What to do. Pull out every line below containing the word "with".

Recorded data.
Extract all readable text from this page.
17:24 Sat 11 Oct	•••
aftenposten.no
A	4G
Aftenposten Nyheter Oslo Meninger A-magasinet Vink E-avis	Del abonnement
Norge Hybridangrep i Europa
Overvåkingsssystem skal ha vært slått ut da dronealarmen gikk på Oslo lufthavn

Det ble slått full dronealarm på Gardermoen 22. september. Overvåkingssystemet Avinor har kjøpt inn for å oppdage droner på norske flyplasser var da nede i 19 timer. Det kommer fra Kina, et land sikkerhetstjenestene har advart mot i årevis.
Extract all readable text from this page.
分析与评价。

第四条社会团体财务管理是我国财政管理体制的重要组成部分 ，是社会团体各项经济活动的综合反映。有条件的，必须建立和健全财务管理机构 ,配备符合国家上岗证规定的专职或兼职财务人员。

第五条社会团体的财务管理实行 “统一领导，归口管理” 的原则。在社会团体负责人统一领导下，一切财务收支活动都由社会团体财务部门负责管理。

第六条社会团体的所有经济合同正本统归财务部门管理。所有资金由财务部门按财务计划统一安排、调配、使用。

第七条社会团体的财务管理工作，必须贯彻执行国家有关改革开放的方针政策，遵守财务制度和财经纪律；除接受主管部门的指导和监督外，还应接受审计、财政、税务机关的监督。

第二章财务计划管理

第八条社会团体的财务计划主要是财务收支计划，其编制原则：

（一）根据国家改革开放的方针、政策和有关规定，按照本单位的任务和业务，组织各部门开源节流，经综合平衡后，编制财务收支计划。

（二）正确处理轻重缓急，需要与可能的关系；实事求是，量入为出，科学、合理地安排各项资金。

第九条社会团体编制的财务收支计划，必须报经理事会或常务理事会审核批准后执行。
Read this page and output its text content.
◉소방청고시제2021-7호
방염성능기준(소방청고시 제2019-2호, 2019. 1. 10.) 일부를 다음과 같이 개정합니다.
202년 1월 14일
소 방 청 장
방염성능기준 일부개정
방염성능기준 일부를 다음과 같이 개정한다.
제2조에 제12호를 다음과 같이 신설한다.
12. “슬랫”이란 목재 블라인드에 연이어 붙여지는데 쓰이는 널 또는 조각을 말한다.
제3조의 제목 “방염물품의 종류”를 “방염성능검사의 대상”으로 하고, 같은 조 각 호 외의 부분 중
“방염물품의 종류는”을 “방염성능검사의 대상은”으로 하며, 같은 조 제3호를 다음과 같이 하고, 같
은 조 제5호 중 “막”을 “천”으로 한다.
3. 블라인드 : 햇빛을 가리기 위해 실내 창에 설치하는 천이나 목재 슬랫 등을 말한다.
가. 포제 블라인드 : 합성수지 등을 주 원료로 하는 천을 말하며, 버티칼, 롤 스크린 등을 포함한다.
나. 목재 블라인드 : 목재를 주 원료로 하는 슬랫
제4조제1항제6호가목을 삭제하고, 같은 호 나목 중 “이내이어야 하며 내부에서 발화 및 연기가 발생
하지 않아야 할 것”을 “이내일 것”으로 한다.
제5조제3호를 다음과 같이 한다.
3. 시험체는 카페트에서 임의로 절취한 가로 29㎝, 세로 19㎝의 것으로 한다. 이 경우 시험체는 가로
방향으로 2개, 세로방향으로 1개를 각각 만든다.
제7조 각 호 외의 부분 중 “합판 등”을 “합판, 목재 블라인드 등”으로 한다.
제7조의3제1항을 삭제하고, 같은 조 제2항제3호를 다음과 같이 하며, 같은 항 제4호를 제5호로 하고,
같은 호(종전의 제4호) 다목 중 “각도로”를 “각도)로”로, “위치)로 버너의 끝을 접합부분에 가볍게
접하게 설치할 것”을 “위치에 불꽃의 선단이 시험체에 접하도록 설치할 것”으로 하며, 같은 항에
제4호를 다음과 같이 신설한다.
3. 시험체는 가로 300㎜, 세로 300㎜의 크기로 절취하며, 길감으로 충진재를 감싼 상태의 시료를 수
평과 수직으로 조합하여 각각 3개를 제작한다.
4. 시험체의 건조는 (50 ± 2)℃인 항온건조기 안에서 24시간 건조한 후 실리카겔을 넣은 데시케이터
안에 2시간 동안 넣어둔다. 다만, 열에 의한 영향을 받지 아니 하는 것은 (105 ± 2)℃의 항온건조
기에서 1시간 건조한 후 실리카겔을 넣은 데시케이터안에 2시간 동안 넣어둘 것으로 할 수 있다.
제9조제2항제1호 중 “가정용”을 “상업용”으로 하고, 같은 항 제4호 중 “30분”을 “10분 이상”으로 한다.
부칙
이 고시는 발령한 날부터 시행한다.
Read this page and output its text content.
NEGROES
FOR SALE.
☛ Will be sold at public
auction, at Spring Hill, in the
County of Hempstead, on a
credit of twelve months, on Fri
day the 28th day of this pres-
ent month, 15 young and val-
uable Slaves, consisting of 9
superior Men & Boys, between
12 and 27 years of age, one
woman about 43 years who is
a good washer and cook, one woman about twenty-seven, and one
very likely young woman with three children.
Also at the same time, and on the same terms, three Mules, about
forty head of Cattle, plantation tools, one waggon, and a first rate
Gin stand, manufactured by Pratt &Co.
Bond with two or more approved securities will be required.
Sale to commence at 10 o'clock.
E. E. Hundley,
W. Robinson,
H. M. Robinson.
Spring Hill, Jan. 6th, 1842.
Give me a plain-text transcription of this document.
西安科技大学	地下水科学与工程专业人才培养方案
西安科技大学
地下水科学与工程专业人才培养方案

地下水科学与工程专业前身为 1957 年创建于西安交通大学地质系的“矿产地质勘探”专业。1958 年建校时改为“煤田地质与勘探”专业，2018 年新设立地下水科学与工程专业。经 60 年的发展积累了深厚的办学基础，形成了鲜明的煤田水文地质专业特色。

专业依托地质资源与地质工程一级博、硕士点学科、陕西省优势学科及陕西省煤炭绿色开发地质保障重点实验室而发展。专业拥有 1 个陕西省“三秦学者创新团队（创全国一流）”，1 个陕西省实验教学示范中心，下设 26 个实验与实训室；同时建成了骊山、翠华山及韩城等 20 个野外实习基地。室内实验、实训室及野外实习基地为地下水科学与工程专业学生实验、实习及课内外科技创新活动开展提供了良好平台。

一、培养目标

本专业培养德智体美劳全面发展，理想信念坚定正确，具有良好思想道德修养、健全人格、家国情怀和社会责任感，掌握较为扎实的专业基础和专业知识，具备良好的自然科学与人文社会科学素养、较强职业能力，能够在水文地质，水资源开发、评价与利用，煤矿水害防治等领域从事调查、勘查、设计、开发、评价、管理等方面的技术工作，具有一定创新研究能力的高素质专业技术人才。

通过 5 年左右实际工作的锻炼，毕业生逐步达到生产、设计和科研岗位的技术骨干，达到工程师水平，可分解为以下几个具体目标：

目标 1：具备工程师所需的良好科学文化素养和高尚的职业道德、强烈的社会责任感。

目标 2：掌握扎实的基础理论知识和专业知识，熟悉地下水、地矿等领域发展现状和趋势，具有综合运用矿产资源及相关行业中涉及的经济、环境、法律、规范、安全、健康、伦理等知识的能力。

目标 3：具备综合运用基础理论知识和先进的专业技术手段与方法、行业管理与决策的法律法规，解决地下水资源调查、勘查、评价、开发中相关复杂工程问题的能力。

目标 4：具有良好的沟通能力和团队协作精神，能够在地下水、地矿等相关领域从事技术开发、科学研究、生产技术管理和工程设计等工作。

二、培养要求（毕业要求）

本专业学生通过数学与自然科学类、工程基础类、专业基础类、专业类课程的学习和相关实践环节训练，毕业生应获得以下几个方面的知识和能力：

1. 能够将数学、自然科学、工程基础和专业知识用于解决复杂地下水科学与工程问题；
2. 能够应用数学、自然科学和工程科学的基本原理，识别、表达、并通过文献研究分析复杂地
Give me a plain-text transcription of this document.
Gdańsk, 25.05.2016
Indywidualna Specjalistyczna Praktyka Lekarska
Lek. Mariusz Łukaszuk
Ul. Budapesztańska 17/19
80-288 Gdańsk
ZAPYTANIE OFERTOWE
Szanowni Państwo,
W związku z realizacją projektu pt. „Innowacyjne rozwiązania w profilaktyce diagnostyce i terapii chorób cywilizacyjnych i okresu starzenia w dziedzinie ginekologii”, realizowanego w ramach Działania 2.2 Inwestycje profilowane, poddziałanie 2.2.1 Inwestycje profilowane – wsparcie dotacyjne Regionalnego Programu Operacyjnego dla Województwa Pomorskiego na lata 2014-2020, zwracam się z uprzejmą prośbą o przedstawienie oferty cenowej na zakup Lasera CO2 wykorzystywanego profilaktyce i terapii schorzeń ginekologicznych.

Result below.
very likely young woman with three children.
Bond with two or more approved securities will be required.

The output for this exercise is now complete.